## start

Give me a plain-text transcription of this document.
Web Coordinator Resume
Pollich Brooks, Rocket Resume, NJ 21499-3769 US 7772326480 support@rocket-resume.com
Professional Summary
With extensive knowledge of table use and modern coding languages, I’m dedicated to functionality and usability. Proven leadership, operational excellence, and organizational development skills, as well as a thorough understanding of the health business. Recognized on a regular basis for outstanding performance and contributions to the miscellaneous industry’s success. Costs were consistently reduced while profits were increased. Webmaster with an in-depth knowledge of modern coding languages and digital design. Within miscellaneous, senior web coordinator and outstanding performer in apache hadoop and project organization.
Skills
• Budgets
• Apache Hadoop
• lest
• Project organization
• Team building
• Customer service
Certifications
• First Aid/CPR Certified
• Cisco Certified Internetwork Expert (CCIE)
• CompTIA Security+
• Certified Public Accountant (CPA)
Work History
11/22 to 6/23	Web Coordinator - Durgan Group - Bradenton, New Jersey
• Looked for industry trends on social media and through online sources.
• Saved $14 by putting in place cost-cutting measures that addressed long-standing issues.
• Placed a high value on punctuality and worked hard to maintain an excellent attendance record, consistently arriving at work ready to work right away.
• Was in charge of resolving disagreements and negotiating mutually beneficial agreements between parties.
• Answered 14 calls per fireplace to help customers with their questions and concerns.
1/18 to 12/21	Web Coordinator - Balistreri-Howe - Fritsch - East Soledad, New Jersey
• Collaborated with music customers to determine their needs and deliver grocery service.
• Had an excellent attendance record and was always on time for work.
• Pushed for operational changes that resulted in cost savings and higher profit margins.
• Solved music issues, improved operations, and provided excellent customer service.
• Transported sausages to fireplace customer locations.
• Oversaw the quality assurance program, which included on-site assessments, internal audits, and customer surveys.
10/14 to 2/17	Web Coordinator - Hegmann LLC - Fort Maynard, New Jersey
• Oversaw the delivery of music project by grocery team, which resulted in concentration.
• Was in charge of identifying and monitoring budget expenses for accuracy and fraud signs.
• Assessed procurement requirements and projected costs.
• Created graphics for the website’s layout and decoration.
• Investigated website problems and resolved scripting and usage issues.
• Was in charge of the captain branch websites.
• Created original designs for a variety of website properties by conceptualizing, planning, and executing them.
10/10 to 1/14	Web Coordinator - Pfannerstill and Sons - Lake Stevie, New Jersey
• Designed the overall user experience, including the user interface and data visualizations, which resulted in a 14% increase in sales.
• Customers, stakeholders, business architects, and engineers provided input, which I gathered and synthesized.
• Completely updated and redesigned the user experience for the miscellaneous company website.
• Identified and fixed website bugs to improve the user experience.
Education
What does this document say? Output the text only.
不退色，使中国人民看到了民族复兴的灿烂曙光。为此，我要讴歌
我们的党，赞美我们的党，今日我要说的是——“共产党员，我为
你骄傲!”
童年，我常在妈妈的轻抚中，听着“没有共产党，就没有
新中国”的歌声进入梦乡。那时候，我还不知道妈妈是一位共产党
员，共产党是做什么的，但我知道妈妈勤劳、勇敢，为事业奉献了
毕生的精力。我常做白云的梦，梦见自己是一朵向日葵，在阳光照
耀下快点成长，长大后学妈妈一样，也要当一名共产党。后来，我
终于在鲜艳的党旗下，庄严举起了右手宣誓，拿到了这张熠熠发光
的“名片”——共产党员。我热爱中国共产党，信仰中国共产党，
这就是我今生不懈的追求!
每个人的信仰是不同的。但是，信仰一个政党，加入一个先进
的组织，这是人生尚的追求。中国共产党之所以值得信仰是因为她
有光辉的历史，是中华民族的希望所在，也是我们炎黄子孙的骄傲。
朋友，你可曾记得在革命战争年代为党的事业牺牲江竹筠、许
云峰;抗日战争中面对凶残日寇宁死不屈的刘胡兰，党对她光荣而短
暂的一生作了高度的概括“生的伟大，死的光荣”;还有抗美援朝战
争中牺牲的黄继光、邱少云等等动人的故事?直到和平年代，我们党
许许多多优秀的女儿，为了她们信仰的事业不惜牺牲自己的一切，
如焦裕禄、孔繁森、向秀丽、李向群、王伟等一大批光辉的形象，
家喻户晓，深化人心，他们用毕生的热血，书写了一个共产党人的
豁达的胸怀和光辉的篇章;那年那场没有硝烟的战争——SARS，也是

## end

_PROBLEM TO SOLVE_
Return all of the data exactly as it reads.

_RESULT FOR THIS TASK_
Give me a plain-text transcription of this document.
Web Coordinator Resume
Pollich Brooks, Rocket Resume, NJ 21499-3769 US 7772326480 support@rocket-resume.com
Professional Summary
With extensive knowledge of table use and modern coding languages, I’m dedicated to functionality and usability. Proven leadership, operational excellence, and organizational development skills, as well as a thorough understanding of the health business. Recognized on a regular basis for outstanding performance and contributions to the miscellaneous industry’s success. Costs were consistently reduced while profits were increased. Webmaster with an in-depth knowledge of modern coding languages and digital design. Within miscellaneous, senior web coordinator and outstanding performer in apache hadoop and project organization.
Skills
• Budgets
• Apache Hadoop
• lest
• Project organization
• Team building
• Customer service
Certifications
• First Aid/CPR Certified
• Cisco Certified Internetwork Expert (CCIE)
• CompTIA Security+
• Certified Public Accountant (CPA)
Work History
11/22 to 6/23	Web Coordinator - Durgan Group - Bradenton, New Jersey
• Looked for industry trends on social media and through online sources.
• Saved $14 by putting in place cost-cutting measures that addressed long-standing issues.
• Placed a high value on punctuality and worked hard to maintain an excellent attendance record, consistently arriving at work ready to work right away.
• Was in charge of resolving disagreements and negotiating mutually beneficial agreements between parties.
• Answered 14 calls per fireplace to help customers with their questions and concerns.
1/18 to 12/21	Web Coordinator - Balistreri-Howe - Fritsch - East Soledad, New Jersey
• Collaborated with music customers to determine their needs and deliver grocery service.
• Had an excellent attendance record and was always on time for work.
• Pushed for operational changes that resulted in cost savings and higher profit margins.
• Solved music issues, improved operations, and provided excellent customer service.
• Transported sausages to fireplace customer locations.
• Oversaw the quality assurance program, which included on-site assessments, internal audits, and customer surveys.
10/14 to 2/17	Web Coordinator - Hegmann LLC - Fort Maynard, New Jersey
• Oversaw the delivery of music project by grocery team, which resulted in concentration.
• Was in charge of identifying and monitoring budget expenses for accuracy and fraud signs.
• Assessed procurement requirements and projected costs.
• Created graphics for the website’s layout and decoration.
• Investigated website problems and resolved scripting and usage issues.
• Was in charge of the captain branch websites.
• Created original designs for a variety of website properties by conceptualizing, planning, and executing them.
10/10 to 1/14	Web Coordinator - Pfannerstill and Sons - Lake Stevie, New Jersey
• Designed the overall user experience, including the user interface and data visualizations, which resulted in a 14% increase in sales.
• Customers, stakeholders, business architects, and engineers provided input, which I gathered and synthesized.
• Completely updated and redesigned the user experience for the miscellaneous company website.
• Identified and fixed website bugs to improve the user experience.
Education
What does this document say? Output the text only.
不退色，使中国人民看到了民族复兴的灿烂曙光。为此，我要讴歌
我们的党，赞美我们的党，今日我要说的是——“共产党员，我为
你骄傲!”
童年，我常在妈妈的轻抚中，听着“没有共产党，就没有
新中国”的歌声进入梦乡。那时候，我还不知道妈妈是一位共产党
员，共产党是做什么的，但我知道妈妈勤劳、勇敢，为事业奉献了
毕生的精力。我常做白云的梦，梦见自己是一朵向日葵，在阳光照
耀下快点成长，长大后学妈妈一样，也要当一名共产党。后来，我
终于在鲜艳的党旗下，庄严举起了右手宣誓，拿到了这张熠熠发光
的“名片”——共产党员。我热爱中国共产党，信仰中国共产党，
这就是我今生不懈的追求!
每个人的信仰是不同的。但是，信仰一个政党，加入一个先进
的组织，这是人生尚的追求。中国共产党之所以值得信仰是因为她
有光辉的历史，是中华民族的希望所在，也是我们炎黄子孙的骄傲。
朋友，你可曾记得在革命战争年代为党的事业牺牲江竹筠、许
云峰;抗日战争中面对凶残日寇宁死不屈的刘胡兰，党对她光荣而短
暂的一生作了高度的概括“生的伟大，死的光荣”;还有抗美援朝战
争中牺牲的黄继光、邱少云等等动人的故事?直到和平年代，我们党
许许多多优秀的女儿，为了她们信仰的事业不惜牺牲自己的一切，
如焦裕禄、孔繁森、向秀丽、李向群、王伟等一大批光辉的形象，
家喻户晓，深化人心，他们用毕生的热血，书写了一个共产党人的
豁达的胸怀和光辉的篇章;那年那场没有硝烟的战争——SARS，也是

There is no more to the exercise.